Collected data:
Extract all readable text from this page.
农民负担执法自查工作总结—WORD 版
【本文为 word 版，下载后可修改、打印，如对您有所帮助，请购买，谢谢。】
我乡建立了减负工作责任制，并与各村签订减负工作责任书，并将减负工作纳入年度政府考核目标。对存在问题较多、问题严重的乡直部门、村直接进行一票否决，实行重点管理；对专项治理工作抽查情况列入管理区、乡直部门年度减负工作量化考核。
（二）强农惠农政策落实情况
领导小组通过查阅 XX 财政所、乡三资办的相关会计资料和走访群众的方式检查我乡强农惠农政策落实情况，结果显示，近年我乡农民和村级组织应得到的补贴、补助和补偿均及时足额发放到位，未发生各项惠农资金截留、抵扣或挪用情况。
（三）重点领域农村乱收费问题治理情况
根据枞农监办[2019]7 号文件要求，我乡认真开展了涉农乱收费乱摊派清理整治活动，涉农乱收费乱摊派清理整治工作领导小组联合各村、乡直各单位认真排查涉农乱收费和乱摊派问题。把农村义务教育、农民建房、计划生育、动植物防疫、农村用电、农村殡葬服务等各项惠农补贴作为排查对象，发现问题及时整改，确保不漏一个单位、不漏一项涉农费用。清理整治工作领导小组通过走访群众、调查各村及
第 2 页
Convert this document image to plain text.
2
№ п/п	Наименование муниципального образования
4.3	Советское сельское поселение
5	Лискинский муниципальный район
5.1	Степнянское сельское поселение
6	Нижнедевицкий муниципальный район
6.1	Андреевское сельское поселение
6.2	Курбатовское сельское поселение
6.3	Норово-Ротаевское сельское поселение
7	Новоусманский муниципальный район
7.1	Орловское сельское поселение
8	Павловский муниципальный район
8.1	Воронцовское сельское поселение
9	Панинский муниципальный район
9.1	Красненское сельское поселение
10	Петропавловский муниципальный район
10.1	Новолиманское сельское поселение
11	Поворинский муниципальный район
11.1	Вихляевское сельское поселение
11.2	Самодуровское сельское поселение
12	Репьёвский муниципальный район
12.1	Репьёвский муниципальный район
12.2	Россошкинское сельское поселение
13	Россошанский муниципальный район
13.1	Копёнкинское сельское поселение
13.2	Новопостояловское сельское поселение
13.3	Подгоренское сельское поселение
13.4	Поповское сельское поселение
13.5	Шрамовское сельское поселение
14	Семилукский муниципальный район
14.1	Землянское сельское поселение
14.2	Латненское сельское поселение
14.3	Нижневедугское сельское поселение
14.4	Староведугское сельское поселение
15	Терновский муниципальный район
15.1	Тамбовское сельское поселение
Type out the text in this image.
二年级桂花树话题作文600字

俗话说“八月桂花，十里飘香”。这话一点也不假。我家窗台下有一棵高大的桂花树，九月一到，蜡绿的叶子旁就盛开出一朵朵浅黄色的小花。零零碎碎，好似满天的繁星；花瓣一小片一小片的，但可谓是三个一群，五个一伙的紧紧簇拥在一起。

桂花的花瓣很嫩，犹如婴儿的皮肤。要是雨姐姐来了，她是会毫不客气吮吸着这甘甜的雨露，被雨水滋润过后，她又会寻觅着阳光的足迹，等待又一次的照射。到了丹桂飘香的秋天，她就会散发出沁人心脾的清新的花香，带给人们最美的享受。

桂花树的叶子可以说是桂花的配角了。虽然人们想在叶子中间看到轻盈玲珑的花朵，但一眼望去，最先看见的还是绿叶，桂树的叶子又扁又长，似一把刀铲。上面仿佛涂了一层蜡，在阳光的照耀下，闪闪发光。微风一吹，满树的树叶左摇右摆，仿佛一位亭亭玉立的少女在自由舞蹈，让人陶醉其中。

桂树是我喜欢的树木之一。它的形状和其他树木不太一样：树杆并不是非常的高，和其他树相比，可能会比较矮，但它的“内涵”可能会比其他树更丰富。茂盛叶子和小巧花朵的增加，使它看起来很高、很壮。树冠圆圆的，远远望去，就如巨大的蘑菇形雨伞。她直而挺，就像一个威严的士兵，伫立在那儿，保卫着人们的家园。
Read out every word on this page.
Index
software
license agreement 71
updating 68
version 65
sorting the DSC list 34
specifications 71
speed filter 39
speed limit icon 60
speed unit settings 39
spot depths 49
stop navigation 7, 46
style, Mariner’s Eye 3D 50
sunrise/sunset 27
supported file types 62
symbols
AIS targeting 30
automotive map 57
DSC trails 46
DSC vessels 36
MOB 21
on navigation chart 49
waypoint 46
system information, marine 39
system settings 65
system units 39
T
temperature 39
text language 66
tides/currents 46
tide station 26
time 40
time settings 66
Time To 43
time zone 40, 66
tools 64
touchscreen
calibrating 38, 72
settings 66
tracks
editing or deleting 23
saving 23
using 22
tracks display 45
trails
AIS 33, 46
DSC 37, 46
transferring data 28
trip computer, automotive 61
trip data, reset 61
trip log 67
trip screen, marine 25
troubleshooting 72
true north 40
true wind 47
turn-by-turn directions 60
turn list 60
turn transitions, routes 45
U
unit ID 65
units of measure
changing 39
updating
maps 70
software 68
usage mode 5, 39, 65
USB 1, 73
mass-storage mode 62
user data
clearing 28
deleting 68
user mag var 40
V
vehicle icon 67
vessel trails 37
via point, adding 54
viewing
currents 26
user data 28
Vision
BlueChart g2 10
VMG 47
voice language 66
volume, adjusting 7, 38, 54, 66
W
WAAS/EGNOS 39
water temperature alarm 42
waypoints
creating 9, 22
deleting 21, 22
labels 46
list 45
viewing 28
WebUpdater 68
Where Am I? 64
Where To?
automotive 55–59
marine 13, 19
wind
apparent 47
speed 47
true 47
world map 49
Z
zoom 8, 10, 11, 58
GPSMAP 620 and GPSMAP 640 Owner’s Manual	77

*Problem details*: Transcribe the material above word for word.

*Task solution*:
Extract all readable text from this page.
农民负担执法自查工作总结—WORD 版
【本文为 word 版，下载后可修改、打印，如对您有所帮助，请购买，谢谢。】
我乡建立了减负工作责任制，并与各村签订减负工作责任书，并将减负工作纳入年度政府考核目标。对存在问题较多、问题严重的乡直部门、村直接进行一票否决，实行重点管理；对专项治理工作抽查情况列入管理区、乡直部门年度减负工作量化考核。
（二）强农惠农政策落实情况
领导小组通过查阅 XX 财政所、乡三资办的相关会计资料和走访群众的方式检查我乡强农惠农政策落实情况，结果显示，近年我乡农民和村级组织应得到的补贴、补助和补偿均及时足额发放到位，未发生各项惠农资金截留、抵扣或挪用情况。
（三）重点领域农村乱收费问题治理情况
根据枞农监办[2019]7 号文件要求，我乡认真开展了涉农乱收费乱摊派清理整治活动，涉农乱收费乱摊派清理整治工作领导小组联合各村、乡直各单位认真排查涉农乱收费和乱摊派问题。把农村义务教育、农民建房、计划生育、动植物防疫、农村用电、农村殡葬服务等各项惠农补贴作为排查对象，发现问题及时整改，确保不漏一个单位、不漏一项涉农费用。清理整治工作领导小组通过走访群众、调查各村及
第 2 页
Convert this document image to plain text.
2
№ п/п	Наименование муниципального образования
4.3	Советское сельское поселение
5	Лискинский муниципальный район
5.1	Степнянское сельское поселение
6	Нижнедевицкий муниципальный район
6.1	Андреевское сельское поселение
6.2	Курбатовское сельское поселение
6.3	Норово-Ротаевское сельское поселение
7	Новоусманский муниципальный район
7.1	Орловское сельское поселение
8	Павловский муниципальный район
8.1	Воронцовское сельское поселение
9	Панинский муниципальный район
9.1	Красненское сельское поселение
10	Петропавловский муниципальный район
10.1	Новолиманское сельское поселение
11	Поворинский муниципальный район
11.1	Вихляевское сельское поселение
11.2	Самодуровское сельское поселение
12	Репьёвский муниципальный район
12.1	Репьёвский муниципальный район
12.2	Россошкинское сельское поселение
13	Россошанский муниципальный район
13.1	Копёнкинское сельское поселение
13.2	Новопостояловское сельское поселение
13.3	Подгоренское сельское поселение
13.4	Поповское сельское поселение
13.5	Шрамовское сельское поселение
14	Семилукский муниципальный район
14.1	Землянское сельское поселение
14.2	Латненское сельское поселение
14.3	Нижневедугское сельское поселение
14.4	Староведугское сельское поселение
15	Терновский муниципальный район
15.1	Тамбовское сельское поселение
Type out the text in this image.
二年级桂花树话题作文600字

俗话说“八月桂花，十里飘香”。这话一点也不假。我家窗台下有一棵高大的桂花树，九月一到，蜡绿的叶子旁就盛开出一朵朵浅黄色的小花。零零碎碎，好似满天的繁星；花瓣一小片一小片的，但可谓是三个一群，五个一伙的紧紧簇拥在一起。

桂花的花瓣很嫩，犹如婴儿的皮肤。要是雨姐姐来了，她是会毫不客气吮吸着这甘甜的雨露，被雨水滋润过后，她又会寻觅着阳光的足迹，等待又一次的照射。到了丹桂飘香的秋天，她就会散发出沁人心脾的清新的花香，带给人们最美的享受。

桂花树的叶子可以说是桂花的配角了。虽然人们想在叶子中间看到轻盈玲珑的花朵，但一眼望去，最先看见的还是绿叶，桂树的叶子又扁又长，似一把刀铲。上面仿佛涂了一层蜡，在阳光的照耀下，闪闪发光。微风一吹，满树的树叶左摇右摆，仿佛一位亭亭玉立的少女在自由舞蹈，让人陶醉其中。

桂树是我喜欢的树木之一。它的形状和其他树木不太一样：树杆并不是非常的高，和其他树相比，可能会比较矮，但它的“内涵”可能会比其他树更丰富。茂盛叶子和小巧花朵的增加，使它看起来很高、很壮。树冠圆圆的，远远望去，就如巨大的蘑菇形雨伞。她直而挺，就像一个威严的士兵，伫立在那儿，保卫着人们的家园。
Read out every word on this page.
Index
software
license agreement 71
updating 68
version 65
sorting the DSC list 34
specifications 71
speed filter 39
speed limit icon 60
speed unit settings 39
spot depths 49
stop navigation 7, 46
style, Mariner’s Eye 3D 50
sunrise/sunset 27
supported file types 62
symbols
AIS targeting 30
automotive map 57
DSC trails 46
DSC vessels 36
MOB 21
on navigation chart 49
waypoint 46
system information, marine 39
system settings 65
system units 39
T
temperature 39
text language 66
tides/currents 46
tide station 26
time 40
time settings 66
Time To 43
time zone 40, 66
tools 64
touchscreen
calibrating 38, 72
settings 66
tracks
editing or deleting 23
saving 23
using 22
tracks display 45
trails
AIS 33, 46
DSC 37, 46
transferring data 28
trip computer, automotive 61
trip data, reset 61
trip log 67
trip screen, marine 25
troubleshooting 72
true north 40
true wind 47
turn-by-turn directions 60
turn list 60
turn transitions, routes 45
U
unit ID 65
units of measure
changing 39
updating
maps 70
software 68
usage mode 5, 39, 65
USB 1, 73
mass-storage mode 62
user data
clearing 28
deleting 68
user mag var 40
V
vehicle icon 67
vessel trails 37
via point, adding 54
viewing
currents 26
user data 28
Vision
BlueChart g2 10
VMG 47
voice language 66
volume, adjusting 7, 38, 54, 66
W
WAAS/EGNOS 39
water temperature alarm 42
waypoints
creating 9, 22
deleting 21, 22
labels 46
list 45
viewing 28
WebUpdater 68
Where Am I? 64
Where To?
automotive 55–59
marine 13, 19
wind
apparent 47
speed 47
true 47
world map 49
Z
zoom 8, 10, 11, 58
GPSMAP 620 and GPSMAP 640 Owner’s Manual	77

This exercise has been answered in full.